Rows from a figure dataset:
↓

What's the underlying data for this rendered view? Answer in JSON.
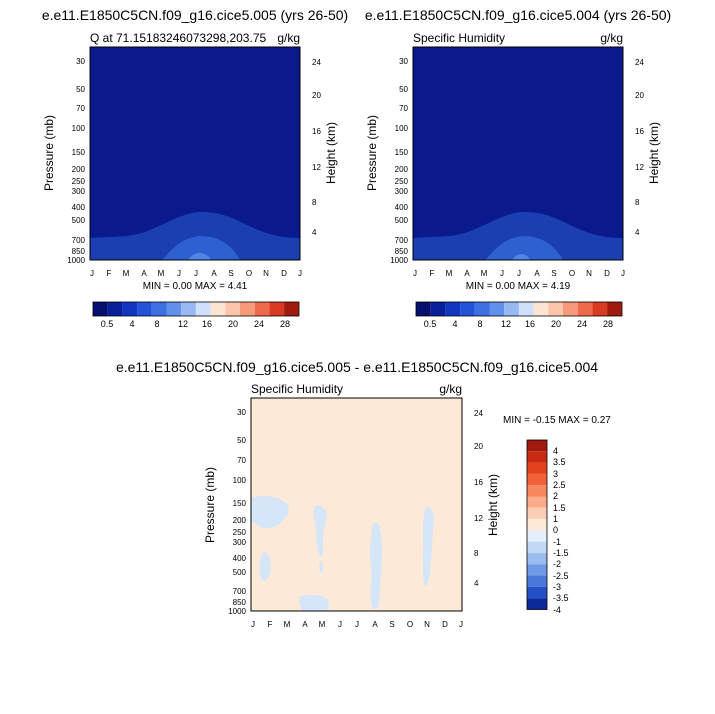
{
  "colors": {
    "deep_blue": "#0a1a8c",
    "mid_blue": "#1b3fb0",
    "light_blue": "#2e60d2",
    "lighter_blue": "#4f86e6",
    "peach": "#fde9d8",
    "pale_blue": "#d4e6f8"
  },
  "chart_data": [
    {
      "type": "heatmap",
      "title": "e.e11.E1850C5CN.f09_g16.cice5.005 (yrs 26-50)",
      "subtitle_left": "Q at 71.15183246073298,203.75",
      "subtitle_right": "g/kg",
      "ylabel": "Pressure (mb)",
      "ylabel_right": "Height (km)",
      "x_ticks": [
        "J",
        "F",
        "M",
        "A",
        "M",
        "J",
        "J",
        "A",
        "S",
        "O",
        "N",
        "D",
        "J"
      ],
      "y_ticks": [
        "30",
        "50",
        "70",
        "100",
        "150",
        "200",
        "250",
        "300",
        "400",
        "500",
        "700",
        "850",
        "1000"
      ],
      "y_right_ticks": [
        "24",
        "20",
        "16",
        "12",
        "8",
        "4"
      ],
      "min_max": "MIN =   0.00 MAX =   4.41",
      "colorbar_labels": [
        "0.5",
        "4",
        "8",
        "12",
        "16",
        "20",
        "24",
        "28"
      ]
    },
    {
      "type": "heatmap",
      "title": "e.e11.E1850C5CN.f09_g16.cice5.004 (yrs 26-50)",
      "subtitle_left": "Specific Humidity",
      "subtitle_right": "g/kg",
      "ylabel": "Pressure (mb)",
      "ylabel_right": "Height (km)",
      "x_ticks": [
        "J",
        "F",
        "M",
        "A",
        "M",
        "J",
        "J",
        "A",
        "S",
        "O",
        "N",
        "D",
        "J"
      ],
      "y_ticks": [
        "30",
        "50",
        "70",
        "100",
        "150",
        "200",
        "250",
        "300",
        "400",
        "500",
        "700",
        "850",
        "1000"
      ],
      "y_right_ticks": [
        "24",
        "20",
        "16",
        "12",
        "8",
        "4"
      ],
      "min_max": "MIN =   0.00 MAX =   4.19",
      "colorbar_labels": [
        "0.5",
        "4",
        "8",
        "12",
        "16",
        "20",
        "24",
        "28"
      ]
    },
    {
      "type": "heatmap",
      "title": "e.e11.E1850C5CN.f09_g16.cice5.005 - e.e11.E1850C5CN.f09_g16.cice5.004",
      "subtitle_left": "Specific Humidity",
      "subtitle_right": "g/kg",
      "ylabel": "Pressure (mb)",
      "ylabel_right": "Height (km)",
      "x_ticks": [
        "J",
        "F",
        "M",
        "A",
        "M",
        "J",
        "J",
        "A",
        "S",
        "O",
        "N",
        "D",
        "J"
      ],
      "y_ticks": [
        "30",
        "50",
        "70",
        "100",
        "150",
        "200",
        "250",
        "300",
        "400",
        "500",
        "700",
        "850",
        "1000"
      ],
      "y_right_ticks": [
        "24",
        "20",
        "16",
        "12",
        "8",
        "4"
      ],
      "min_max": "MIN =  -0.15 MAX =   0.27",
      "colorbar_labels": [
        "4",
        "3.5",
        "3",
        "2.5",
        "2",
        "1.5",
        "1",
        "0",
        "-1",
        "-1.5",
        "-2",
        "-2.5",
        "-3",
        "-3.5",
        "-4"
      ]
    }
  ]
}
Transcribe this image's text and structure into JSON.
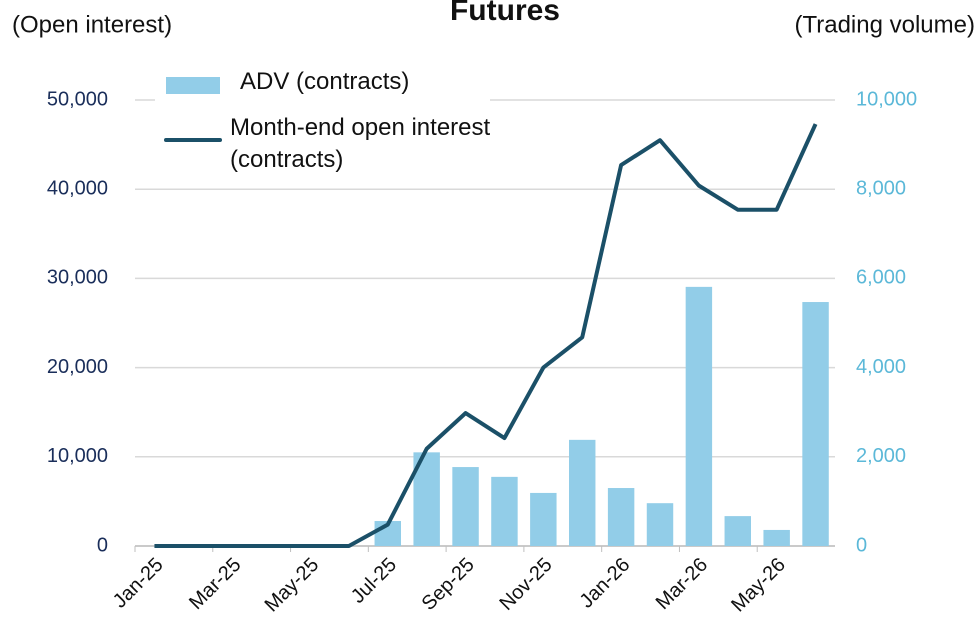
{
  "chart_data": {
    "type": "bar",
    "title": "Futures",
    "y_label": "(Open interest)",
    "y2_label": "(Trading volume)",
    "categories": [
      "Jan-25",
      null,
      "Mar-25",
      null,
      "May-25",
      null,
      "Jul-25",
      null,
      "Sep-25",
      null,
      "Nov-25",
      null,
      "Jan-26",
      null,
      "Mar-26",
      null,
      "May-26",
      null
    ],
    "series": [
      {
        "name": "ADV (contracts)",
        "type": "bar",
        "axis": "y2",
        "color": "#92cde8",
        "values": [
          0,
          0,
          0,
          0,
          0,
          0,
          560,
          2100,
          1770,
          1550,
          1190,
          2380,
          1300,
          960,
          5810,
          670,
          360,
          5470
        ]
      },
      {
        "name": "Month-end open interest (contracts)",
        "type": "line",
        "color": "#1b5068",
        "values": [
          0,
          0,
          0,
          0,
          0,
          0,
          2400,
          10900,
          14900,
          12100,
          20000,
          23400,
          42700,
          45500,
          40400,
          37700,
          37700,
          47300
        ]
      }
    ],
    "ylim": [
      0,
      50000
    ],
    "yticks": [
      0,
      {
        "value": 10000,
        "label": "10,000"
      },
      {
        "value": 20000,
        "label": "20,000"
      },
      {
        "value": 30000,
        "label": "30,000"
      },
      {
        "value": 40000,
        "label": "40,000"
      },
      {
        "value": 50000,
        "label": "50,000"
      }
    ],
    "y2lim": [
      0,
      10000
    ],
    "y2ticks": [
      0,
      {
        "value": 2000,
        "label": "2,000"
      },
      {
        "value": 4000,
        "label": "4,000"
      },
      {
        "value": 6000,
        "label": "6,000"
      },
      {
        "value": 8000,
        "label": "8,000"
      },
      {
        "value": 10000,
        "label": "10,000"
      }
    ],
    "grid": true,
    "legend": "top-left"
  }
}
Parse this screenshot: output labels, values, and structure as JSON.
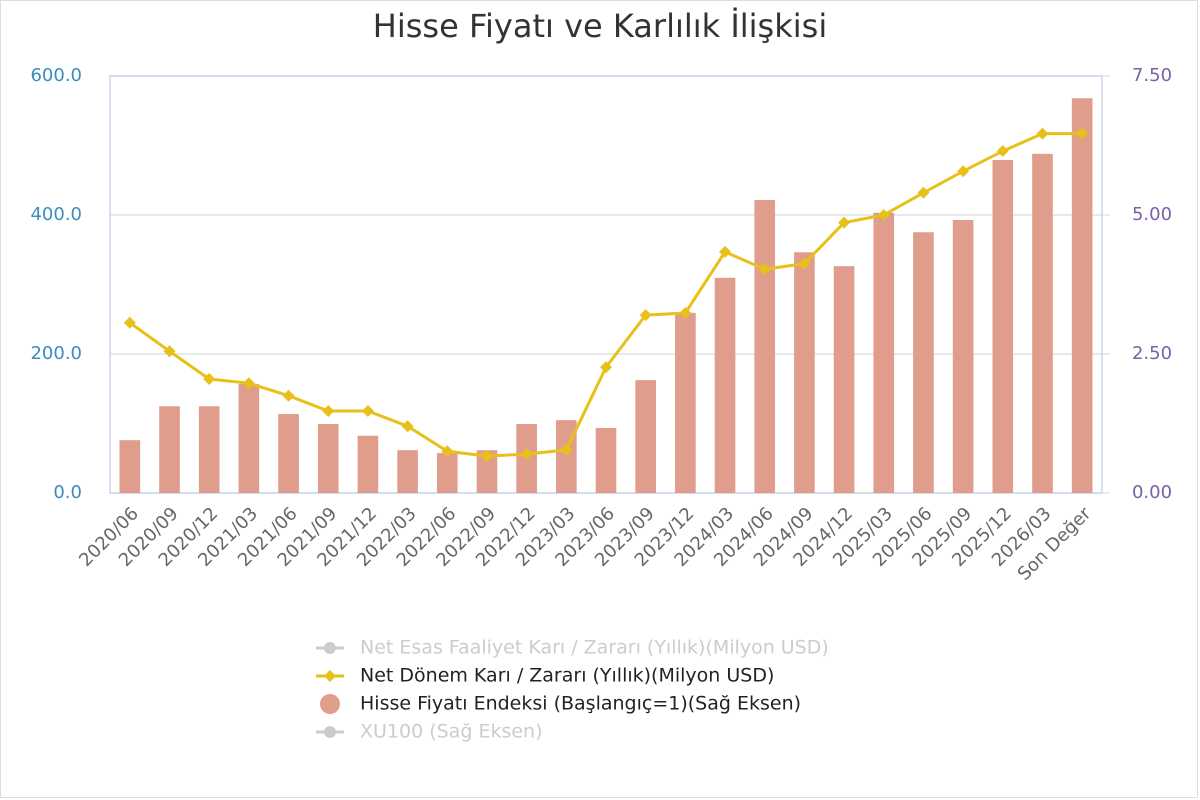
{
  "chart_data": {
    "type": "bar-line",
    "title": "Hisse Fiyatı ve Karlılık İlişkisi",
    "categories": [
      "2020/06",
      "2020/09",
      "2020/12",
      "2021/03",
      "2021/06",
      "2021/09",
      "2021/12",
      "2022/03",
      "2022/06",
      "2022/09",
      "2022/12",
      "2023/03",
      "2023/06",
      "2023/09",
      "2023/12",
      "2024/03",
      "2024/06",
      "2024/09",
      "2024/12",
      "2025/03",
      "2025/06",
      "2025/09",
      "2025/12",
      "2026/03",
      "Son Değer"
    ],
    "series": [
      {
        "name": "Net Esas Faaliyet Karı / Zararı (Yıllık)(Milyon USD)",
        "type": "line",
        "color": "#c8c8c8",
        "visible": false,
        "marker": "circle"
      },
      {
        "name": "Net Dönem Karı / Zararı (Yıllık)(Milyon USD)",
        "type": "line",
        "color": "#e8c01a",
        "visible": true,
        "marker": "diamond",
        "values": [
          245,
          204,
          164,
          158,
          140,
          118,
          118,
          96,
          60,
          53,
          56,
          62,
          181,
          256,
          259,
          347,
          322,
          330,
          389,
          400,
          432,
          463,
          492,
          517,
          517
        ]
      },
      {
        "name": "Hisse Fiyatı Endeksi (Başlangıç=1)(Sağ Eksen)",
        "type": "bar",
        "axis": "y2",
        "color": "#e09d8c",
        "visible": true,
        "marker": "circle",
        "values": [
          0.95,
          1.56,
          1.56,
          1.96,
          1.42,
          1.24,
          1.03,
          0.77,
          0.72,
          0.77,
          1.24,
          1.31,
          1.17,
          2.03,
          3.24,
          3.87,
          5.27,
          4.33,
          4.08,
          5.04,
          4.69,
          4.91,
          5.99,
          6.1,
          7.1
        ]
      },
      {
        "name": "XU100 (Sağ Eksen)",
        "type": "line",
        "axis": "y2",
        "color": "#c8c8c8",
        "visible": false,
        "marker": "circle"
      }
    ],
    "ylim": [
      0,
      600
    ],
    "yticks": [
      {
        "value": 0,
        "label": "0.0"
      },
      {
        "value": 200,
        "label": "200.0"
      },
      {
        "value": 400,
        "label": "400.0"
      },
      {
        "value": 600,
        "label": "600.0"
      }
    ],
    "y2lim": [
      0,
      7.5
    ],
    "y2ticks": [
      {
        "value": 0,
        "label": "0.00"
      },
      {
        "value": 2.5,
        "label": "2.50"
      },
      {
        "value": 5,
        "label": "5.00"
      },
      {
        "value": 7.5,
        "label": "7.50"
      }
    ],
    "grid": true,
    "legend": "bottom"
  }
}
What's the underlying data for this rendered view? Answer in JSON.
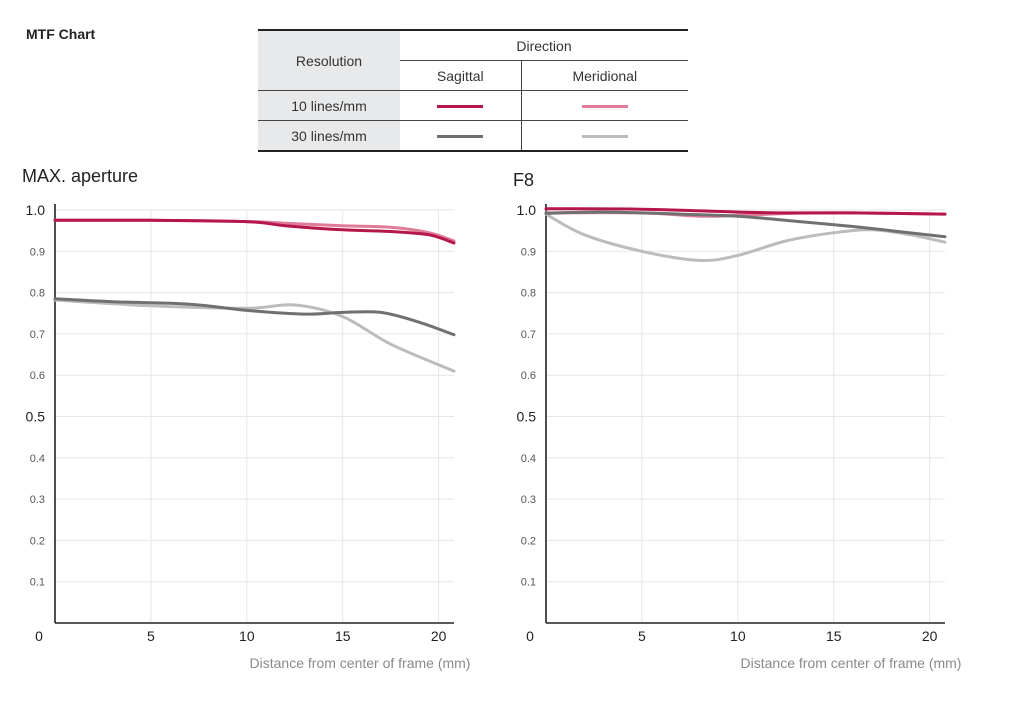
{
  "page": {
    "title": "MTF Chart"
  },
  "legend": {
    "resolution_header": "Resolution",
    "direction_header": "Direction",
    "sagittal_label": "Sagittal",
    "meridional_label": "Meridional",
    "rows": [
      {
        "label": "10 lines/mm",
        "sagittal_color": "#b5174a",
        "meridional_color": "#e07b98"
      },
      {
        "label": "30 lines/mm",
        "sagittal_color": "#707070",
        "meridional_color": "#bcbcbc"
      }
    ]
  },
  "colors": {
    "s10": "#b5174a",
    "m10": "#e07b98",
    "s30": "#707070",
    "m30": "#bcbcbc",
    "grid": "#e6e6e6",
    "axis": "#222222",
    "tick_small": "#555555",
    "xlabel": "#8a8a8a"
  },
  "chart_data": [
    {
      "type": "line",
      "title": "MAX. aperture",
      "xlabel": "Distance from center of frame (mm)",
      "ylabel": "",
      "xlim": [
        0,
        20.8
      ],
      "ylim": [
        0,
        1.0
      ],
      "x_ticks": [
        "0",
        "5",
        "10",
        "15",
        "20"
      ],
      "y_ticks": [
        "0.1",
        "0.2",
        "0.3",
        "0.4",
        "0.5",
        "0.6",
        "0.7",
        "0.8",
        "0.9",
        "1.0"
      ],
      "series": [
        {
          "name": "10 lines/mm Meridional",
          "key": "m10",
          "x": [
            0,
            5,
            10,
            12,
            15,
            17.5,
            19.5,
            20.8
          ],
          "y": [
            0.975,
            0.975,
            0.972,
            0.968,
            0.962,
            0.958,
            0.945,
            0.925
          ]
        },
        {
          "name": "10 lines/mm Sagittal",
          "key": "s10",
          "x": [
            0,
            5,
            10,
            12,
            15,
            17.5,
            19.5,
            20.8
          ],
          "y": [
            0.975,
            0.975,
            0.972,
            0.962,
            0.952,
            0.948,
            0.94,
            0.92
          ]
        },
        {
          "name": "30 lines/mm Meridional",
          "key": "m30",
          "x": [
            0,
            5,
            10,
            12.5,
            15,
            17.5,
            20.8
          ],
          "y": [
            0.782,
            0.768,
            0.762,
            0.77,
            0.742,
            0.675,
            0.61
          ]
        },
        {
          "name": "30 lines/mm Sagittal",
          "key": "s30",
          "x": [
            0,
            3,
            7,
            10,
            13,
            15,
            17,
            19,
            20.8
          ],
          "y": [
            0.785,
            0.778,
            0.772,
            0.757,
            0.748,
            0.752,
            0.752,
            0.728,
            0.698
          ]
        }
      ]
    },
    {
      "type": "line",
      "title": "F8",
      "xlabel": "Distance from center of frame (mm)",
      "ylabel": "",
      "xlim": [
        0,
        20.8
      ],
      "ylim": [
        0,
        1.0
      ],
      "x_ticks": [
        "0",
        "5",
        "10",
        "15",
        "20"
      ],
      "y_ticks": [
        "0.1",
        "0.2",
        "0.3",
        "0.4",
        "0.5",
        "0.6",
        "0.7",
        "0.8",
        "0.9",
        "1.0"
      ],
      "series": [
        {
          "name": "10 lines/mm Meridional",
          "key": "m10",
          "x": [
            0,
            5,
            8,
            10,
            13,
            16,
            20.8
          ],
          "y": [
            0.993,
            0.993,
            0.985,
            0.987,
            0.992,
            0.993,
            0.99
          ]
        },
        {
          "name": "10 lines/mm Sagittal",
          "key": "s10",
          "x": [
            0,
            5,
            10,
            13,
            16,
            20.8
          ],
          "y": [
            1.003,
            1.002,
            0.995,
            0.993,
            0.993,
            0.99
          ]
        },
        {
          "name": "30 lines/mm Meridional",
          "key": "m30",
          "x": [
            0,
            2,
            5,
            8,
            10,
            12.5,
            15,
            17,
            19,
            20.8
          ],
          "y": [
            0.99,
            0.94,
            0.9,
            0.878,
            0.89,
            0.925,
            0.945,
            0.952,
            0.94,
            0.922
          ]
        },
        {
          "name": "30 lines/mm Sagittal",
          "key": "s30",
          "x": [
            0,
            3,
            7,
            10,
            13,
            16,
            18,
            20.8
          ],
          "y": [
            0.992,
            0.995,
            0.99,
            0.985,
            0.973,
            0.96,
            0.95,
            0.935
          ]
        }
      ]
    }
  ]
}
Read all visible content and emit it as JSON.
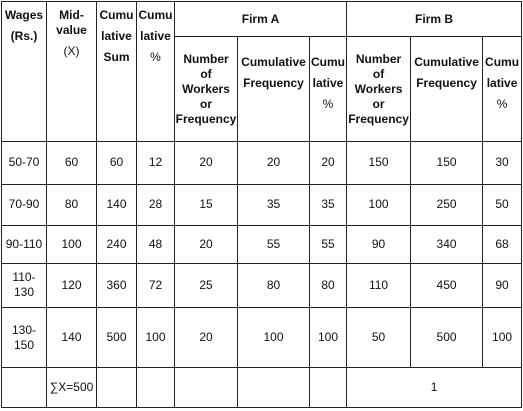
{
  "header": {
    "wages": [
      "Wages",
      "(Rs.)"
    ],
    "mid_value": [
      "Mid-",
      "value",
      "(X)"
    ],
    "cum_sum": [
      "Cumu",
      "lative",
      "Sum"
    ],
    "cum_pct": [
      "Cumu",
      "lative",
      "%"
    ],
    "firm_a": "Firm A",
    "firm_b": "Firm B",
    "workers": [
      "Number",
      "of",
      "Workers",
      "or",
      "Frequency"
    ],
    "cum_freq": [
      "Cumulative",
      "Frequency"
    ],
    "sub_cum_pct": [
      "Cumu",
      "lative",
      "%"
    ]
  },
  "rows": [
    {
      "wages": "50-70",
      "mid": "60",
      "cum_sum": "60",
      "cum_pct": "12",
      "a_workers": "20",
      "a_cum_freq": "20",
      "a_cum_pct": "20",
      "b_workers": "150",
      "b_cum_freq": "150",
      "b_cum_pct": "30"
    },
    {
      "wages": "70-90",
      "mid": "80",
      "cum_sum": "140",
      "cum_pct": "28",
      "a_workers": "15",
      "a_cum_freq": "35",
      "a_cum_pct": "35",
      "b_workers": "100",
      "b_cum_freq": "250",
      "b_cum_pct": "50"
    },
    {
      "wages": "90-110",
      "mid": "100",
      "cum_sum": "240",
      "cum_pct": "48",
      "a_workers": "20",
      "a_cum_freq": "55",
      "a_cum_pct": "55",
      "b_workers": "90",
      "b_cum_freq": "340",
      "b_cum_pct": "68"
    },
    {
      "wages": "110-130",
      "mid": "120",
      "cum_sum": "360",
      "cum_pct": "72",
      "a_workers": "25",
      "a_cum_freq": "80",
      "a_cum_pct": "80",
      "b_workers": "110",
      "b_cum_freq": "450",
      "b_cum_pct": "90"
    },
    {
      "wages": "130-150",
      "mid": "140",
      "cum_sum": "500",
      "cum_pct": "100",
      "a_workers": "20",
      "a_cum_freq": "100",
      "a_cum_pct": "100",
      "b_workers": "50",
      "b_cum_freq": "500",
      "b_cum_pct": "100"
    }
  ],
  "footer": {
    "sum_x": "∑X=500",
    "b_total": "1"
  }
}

↑

▶ WHAT THIS TASK INVOLVES
With pictures omitted, copy exactly the lines from the one containing "Read all visible content and emit it as JSON." through the final line of the listing, both included.

▶ FINAL RESULT
Read all visible content and emit it as JSON.
{
  "header": {
    "wages": [
      "Wages",
      "(Rs.)"
    ],
    "mid_value": [
      "Mid-",
      "value",
      "(X)"
    ],
    "cum_sum": [
      "Cumu",
      "lative",
      "Sum"
    ],
    "cum_pct": [
      "Cumu",
      "lative",
      "%"
    ],
    "firm_a": "Firm A",
    "firm_b": "Firm B",
    "workers": [
      "Number",
      "of",
      "Workers",
      "or",
      "Frequency"
    ],
    "cum_freq": [
      "Cumulative",
      "Frequency"
    ],
    "sub_cum_pct": [
      "Cumu",
      "lative",
      "%"
    ]
  },
  "rows": [
    {
      "wages": "50-70",
      "mid": "60",
      "cum_sum": "60",
      "cum_pct": "12",
      "a_workers": "20",
      "a_cum_freq": "20",
      "a_cum_pct": "20",
      "b_workers": "150",
      "b_cum_freq": "150",
      "b_cum_pct": "30"
    },
    {
      "wages": "70-90",
      "mid": "80",
      "cum_sum": "140",
      "cum_pct": "28",
      "a_workers": "15",
      "a_cum_freq": "35",
      "a_cum_pct": "35",
      "b_workers": "100",
      "b_cum_freq": "250",
      "b_cum_pct": "50"
    },
    {
      "wages": "90-110",
      "mid": "100",
      "cum_sum": "240",
      "cum_pct": "48",
      "a_workers": "20",
      "a_cum_freq": "55",
      "a_cum_pct": "55",
      "b_workers": "90",
      "b_cum_freq": "340",
      "b_cum_pct": "68"
    },
    {
      "wages": "110-130",
      "mid": "120",
      "cum_sum": "360",
      "cum_pct": "72",
      "a_workers": "25",
      "a_cum_freq": "80",
      "a_cum_pct": "80",
      "b_workers": "110",
      "b_cum_freq": "450",
      "b_cum_pct": "90"
    },
    {
      "wages": "130-150",
      "mid": "140",
      "cum_sum": "500",
      "cum_pct": "100",
      "a_workers": "20",
      "a_cum_freq": "100",
      "a_cum_pct": "100",
      "b_workers": "50",
      "b_cum_freq": "500",
      "b_cum_pct": "100"
    }
  ],
  "footer": {
    "sum_x": "∑X=500",
    "b_total": "1"
  }
}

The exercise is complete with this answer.